WRITTEN PROBLEM.
Print every entry, word for word, and skip the images.

[Dataset rows about figures]

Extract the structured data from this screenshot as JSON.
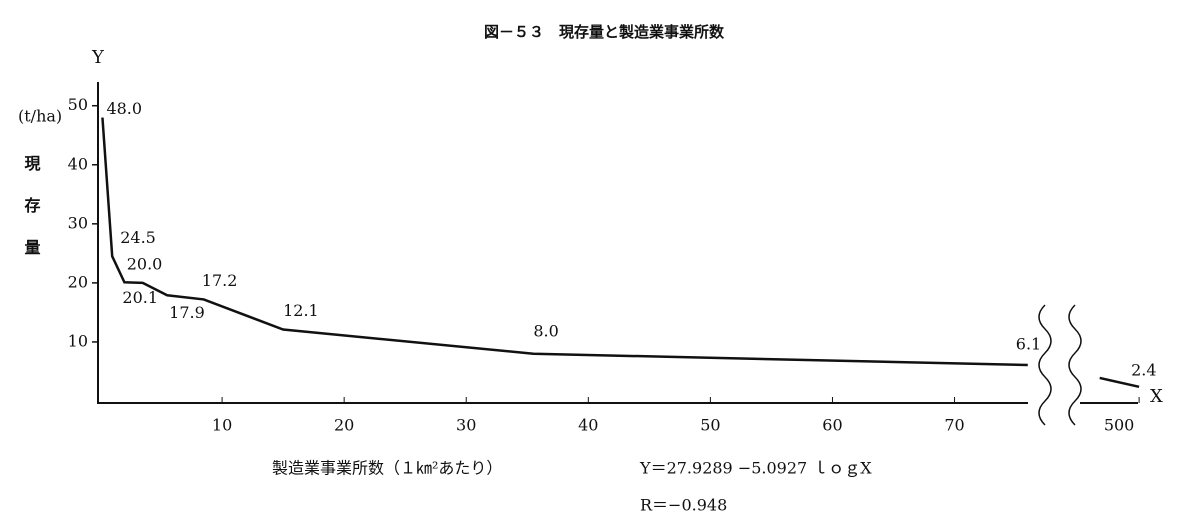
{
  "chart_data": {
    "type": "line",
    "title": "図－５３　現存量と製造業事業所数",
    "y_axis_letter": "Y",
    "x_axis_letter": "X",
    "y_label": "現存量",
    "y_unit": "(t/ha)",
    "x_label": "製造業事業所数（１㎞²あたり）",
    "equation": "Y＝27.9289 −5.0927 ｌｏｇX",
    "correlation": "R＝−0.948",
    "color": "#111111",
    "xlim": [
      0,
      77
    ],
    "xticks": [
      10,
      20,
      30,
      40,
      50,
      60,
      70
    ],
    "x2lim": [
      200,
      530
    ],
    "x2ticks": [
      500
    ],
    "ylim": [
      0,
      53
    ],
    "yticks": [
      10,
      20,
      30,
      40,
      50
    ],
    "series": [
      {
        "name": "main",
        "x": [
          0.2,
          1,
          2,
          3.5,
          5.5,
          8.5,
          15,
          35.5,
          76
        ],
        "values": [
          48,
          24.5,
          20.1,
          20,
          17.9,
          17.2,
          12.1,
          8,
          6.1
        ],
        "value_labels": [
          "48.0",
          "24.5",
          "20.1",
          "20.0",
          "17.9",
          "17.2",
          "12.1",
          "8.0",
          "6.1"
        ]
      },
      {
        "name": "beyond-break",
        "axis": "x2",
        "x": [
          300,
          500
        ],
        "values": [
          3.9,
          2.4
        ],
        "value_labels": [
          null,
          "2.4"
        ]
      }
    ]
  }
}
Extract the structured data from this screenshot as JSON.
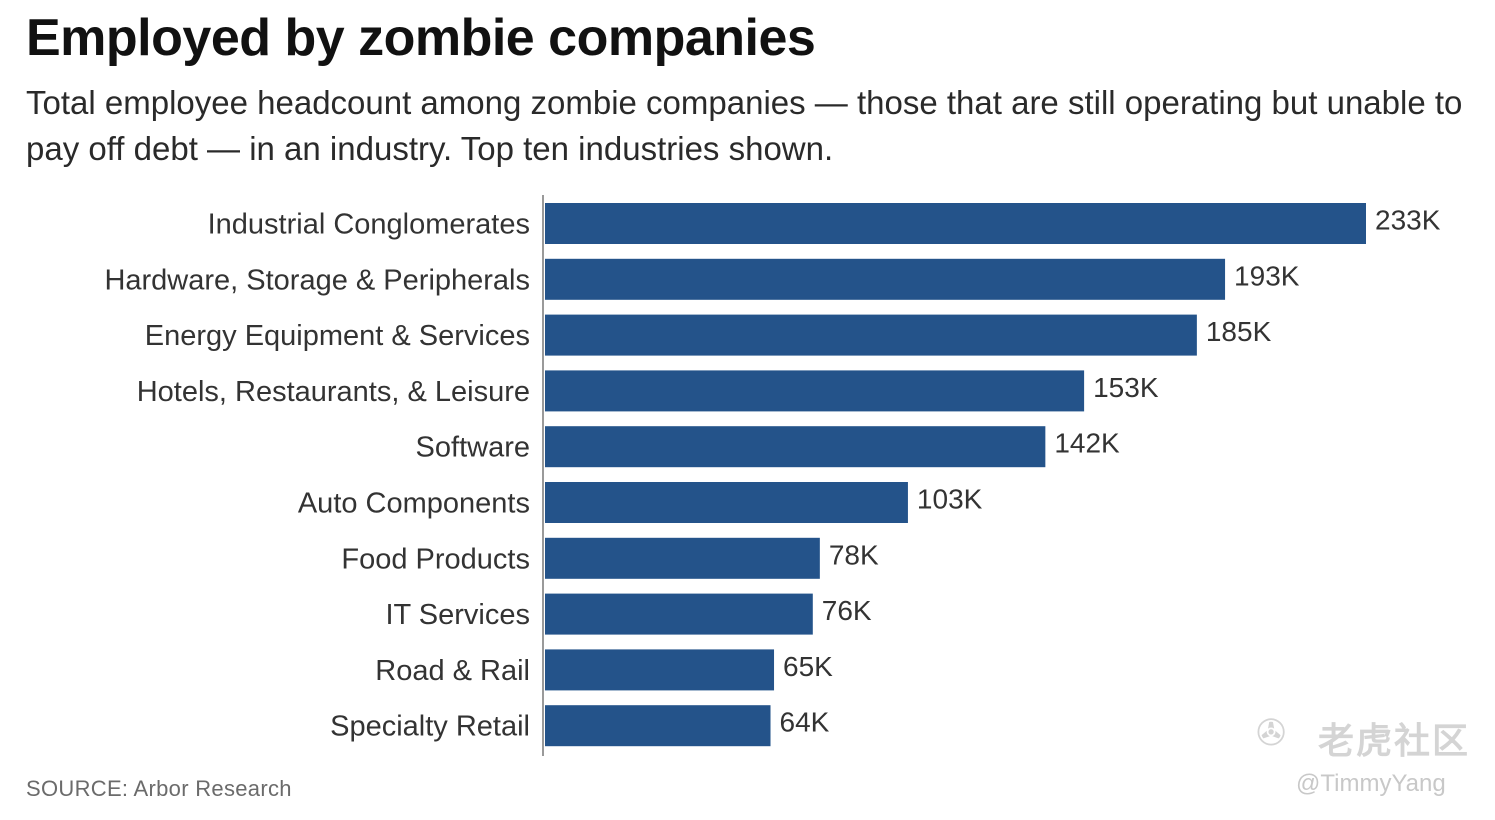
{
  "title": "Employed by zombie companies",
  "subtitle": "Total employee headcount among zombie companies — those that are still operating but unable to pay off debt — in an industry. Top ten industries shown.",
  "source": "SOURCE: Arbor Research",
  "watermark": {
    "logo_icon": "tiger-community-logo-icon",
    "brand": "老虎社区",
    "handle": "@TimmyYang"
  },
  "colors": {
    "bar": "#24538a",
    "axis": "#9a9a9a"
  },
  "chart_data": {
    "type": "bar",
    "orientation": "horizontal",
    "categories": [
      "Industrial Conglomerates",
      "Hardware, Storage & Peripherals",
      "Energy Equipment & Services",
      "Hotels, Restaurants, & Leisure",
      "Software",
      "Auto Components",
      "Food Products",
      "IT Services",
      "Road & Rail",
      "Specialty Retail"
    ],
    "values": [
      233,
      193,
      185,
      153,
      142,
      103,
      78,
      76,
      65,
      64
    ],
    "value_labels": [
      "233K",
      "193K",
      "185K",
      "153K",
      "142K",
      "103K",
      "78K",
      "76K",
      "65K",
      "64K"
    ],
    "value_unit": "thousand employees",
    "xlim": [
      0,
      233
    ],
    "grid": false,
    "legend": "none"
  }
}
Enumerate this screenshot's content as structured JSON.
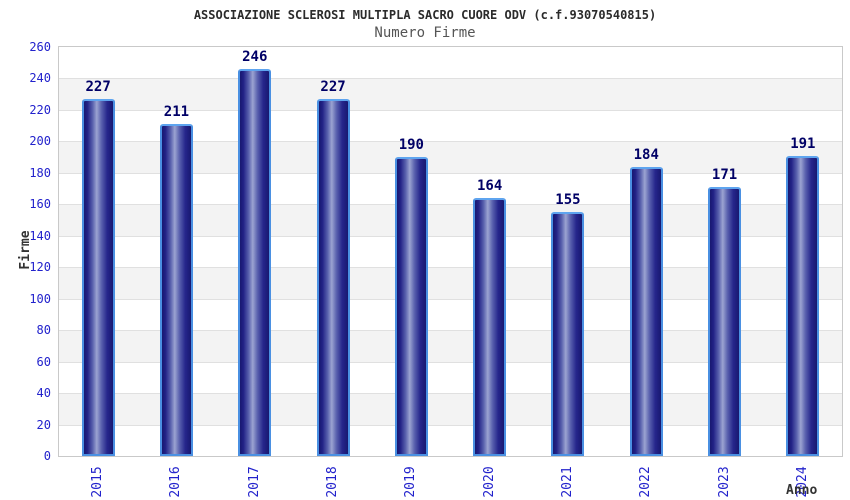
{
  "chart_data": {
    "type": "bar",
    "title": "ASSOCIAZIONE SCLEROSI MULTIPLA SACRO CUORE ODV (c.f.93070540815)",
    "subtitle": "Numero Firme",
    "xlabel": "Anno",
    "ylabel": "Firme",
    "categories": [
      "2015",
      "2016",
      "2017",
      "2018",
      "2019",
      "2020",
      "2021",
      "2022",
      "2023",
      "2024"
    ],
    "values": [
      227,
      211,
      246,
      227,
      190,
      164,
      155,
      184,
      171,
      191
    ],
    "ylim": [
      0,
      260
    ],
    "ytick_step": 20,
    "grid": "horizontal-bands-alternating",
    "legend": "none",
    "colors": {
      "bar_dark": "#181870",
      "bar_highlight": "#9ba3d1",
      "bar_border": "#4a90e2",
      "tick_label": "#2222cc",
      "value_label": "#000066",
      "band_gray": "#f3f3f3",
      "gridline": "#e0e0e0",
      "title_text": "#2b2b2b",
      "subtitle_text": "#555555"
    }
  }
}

THE ANSWER.
Extract the structured data from this screenshot as JSON.
{
  "chart_data": {
    "type": "line",
    "title": "図－５３　現存量と製造業事業所数",
    "y_axis_letter": "Y",
    "x_axis_letter": "X",
    "y_label": "現存量",
    "y_unit": "(t/ha)",
    "x_label": "製造業事業所数（１㎞²あたり）",
    "equation": "Y＝27.9289 −5.0927 ｌｏｇX",
    "correlation": "R＝−0.948",
    "color": "#111111",
    "xlim": [
      0,
      77
    ],
    "xticks": [
      10,
      20,
      30,
      40,
      50,
      60,
      70
    ],
    "x2lim": [
      200,
      530
    ],
    "x2ticks": [
      500
    ],
    "ylim": [
      0,
      53
    ],
    "yticks": [
      10,
      20,
      30,
      40,
      50
    ],
    "series": [
      {
        "name": "main",
        "x": [
          0.2,
          1,
          2,
          3.5,
          5.5,
          8.5,
          15,
          35.5,
          76
        ],
        "values": [
          48,
          24.5,
          20.1,
          20,
          17.9,
          17.2,
          12.1,
          8,
          6.1
        ],
        "value_labels": [
          "48.0",
          "24.5",
          "20.1",
          "20.0",
          "17.9",
          "17.2",
          "12.1",
          "8.0",
          "6.1"
        ]
      },
      {
        "name": "beyond-break",
        "axis": "x2",
        "x": [
          300,
          500
        ],
        "values": [
          3.9,
          2.4
        ],
        "value_labels": [
          null,
          "2.4"
        ]
      }
    ]
  }
}
Extract the structured data from this screenshot as JSON.
{
  "title": "Employed by zombie companies",
  "subtitle": "Total employee headcount among zombie companies — those that are still operating but unable to pay off debt — in an industry. Top ten industries shown.",
  "source": "SOURCE: Arbor Research",
  "watermark": {
    "logo_icon": "tiger-community-logo-icon",
    "brand": "老虎社区",
    "handle": "@TimmyYang"
  },
  "colors": {
    "bar": "#24538a",
    "axis": "#9a9a9a"
  },
  "chart_data": {
    "type": "bar",
    "orientation": "horizontal",
    "categories": [
      "Industrial Conglomerates",
      "Hardware, Storage & Peripherals",
      "Energy Equipment & Services",
      "Hotels, Restaurants, & Leisure",
      "Software",
      "Auto Components",
      "Food Products",
      "IT Services",
      "Road & Rail",
      "Specialty Retail"
    ],
    "values": [
      233,
      193,
      185,
      153,
      142,
      103,
      78,
      76,
      65,
      64
    ],
    "value_labels": [
      "233K",
      "193K",
      "185K",
      "153K",
      "142K",
      "103K",
      "78K",
      "76K",
      "65K",
      "64K"
    ],
    "value_unit": "thousand employees",
    "xlim": [
      0,
      233
    ],
    "grid": false,
    "legend": "none"
  }
}
Enumerate this screenshot's content as structured JSON.
{
  "chart_data": {
    "type": "bar",
    "title": "ASSOCIAZIONE SCLEROSI MULTIPLA SACRO CUORE ODV (c.f.93070540815)",
    "subtitle": "Numero Firme",
    "xlabel": "Anno",
    "ylabel": "Firme",
    "categories": [
      "2015",
      "2016",
      "2017",
      "2018",
      "2019",
      "2020",
      "2021",
      "2022",
      "2023",
      "2024"
    ],
    "values": [
      227,
      211,
      246,
      227,
      190,
      164,
      155,
      184,
      171,
      191
    ],
    "ylim": [
      0,
      260
    ],
    "ytick_step": 20,
    "grid": "horizontal-bands-alternating",
    "legend": "none",
    "colors": {
      "bar_dark": "#181870",
      "bar_highlight": "#9ba3d1",
      "bar_border": "#4a90e2",
      "tick_label": "#2222cc",
      "value_label": "#000066",
      "band_gray": "#f3f3f3",
      "gridline": "#e0e0e0",
      "title_text": "#2b2b2b",
      "subtitle_text": "#555555"
    }
  }
}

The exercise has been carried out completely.